§ What to work on: Repeat, exactly and completely, the entries shown underneath.

§ Records provided:
○ ○ ○

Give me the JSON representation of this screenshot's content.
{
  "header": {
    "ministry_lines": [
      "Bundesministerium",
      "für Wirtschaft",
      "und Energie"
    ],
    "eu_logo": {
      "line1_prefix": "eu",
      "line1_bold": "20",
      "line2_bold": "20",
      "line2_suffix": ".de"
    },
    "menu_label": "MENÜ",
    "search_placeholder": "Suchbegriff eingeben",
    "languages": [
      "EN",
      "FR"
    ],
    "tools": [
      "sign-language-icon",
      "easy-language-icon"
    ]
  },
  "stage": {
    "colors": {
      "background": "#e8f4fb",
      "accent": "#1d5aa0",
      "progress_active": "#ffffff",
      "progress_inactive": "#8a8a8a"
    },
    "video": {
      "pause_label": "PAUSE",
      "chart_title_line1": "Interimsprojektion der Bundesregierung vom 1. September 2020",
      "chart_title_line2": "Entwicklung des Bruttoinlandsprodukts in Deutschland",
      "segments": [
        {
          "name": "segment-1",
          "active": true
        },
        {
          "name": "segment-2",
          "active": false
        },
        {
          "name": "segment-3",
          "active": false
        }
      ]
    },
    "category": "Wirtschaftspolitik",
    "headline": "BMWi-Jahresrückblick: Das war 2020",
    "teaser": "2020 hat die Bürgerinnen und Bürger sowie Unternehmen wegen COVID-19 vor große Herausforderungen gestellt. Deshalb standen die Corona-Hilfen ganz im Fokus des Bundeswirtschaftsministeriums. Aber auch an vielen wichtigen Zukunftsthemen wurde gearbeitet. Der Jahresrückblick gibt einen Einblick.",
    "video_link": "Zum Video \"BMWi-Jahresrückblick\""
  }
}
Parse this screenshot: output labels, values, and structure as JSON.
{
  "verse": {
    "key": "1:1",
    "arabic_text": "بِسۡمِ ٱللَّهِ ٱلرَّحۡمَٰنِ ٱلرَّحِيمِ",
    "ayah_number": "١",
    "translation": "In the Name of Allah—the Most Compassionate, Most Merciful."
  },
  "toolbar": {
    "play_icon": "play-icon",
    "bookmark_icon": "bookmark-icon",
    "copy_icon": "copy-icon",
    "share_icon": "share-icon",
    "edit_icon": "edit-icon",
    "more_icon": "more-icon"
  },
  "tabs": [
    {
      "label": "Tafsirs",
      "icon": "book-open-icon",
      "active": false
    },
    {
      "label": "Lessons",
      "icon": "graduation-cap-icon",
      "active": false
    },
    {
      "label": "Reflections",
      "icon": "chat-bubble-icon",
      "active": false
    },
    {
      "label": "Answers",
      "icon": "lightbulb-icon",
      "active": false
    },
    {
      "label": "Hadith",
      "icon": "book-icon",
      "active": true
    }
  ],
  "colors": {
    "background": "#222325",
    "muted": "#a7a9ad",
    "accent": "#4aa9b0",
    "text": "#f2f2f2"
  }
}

○ ○ ○

§ Solution:
Give me the JSON representation of this screenshot's content.
{
  "header": {
    "ministry_lines": [
      "Bundesministerium",
      "für Wirtschaft",
      "und Energie"
    ],
    "eu_logo": {
      "line1_prefix": "eu",
      "line1_bold": "20",
      "line2_bold": "20",
      "line2_suffix": ".de"
    },
    "menu_label": "MENÜ",
    "search_placeholder": "Suchbegriff eingeben",
    "languages": [
      "EN",
      "FR"
    ],
    "tools": [
      "sign-language-icon",
      "easy-language-icon"
    ]
  },
  "stage": {
    "colors": {
      "background": "#e8f4fb",
      "accent": "#1d5aa0",
      "progress_active": "#ffffff",
      "progress_inactive": "#8a8a8a"
    },
    "video": {
      "pause_label": "PAUSE",
      "chart_title_line1": "Interimsprojektion der Bundesregierung vom 1. September 2020",
      "chart_title_line2": "Entwicklung des Bruttoinlandsprodukts in Deutschland",
      "segments": [
        {
          "name": "segment-1",
          "active": true
        },
        {
          "name": "segment-2",
          "active": false
        },
        {
          "name": "segment-3",
          "active": false
        }
      ]
    },
    "category": "Wirtschaftspolitik",
    "headline": "BMWi-Jahresrückblick: Das war 2020",
    "teaser": "2020 hat die Bürgerinnen und Bürger sowie Unternehmen wegen COVID-19 vor große Herausforderungen gestellt. Deshalb standen die Corona-Hilfen ganz im Fokus des Bundeswirtschaftsministeriums. Aber auch an vielen wichtigen Zukunftsthemen wurde gearbeitet. Der Jahresrückblick gibt einen Einblick.",
    "video_link": "Zum Video \"BMWi-Jahresrückblick\""
  }
}
Parse this screenshot: output labels, values, and structure as JSON.
{
  "verse": {
    "key": "1:1",
    "arabic_text": "بِسۡمِ ٱللَّهِ ٱلرَّحۡمَٰنِ ٱلرَّحِيمِ",
    "ayah_number": "١",
    "translation": "In the Name of Allah—the Most Compassionate, Most Merciful."
  },
  "toolbar": {
    "play_icon": "play-icon",
    "bookmark_icon": "bookmark-icon",
    "copy_icon": "copy-icon",
    "share_icon": "share-icon",
    "edit_icon": "edit-icon",
    "more_icon": "more-icon"
  },
  "tabs": [
    {
      "label": "Tafsirs",
      "icon": "book-open-icon",
      "active": false
    },
    {
      "label": "Lessons",
      "icon": "graduation-cap-icon",
      "active": false
    },
    {
      "label": "Reflections",
      "icon": "chat-bubble-icon",
      "active": false
    },
    {
      "label": "Answers",
      "icon": "lightbulb-icon",
      "active": false
    },
    {
      "label": "Hadith",
      "icon": "book-icon",
      "active": true
    }
  ],
  "colors": {
    "background": "#222325",
    "muted": "#a7a9ad",
    "accent": "#4aa9b0",
    "text": "#f2f2f2"
  }
}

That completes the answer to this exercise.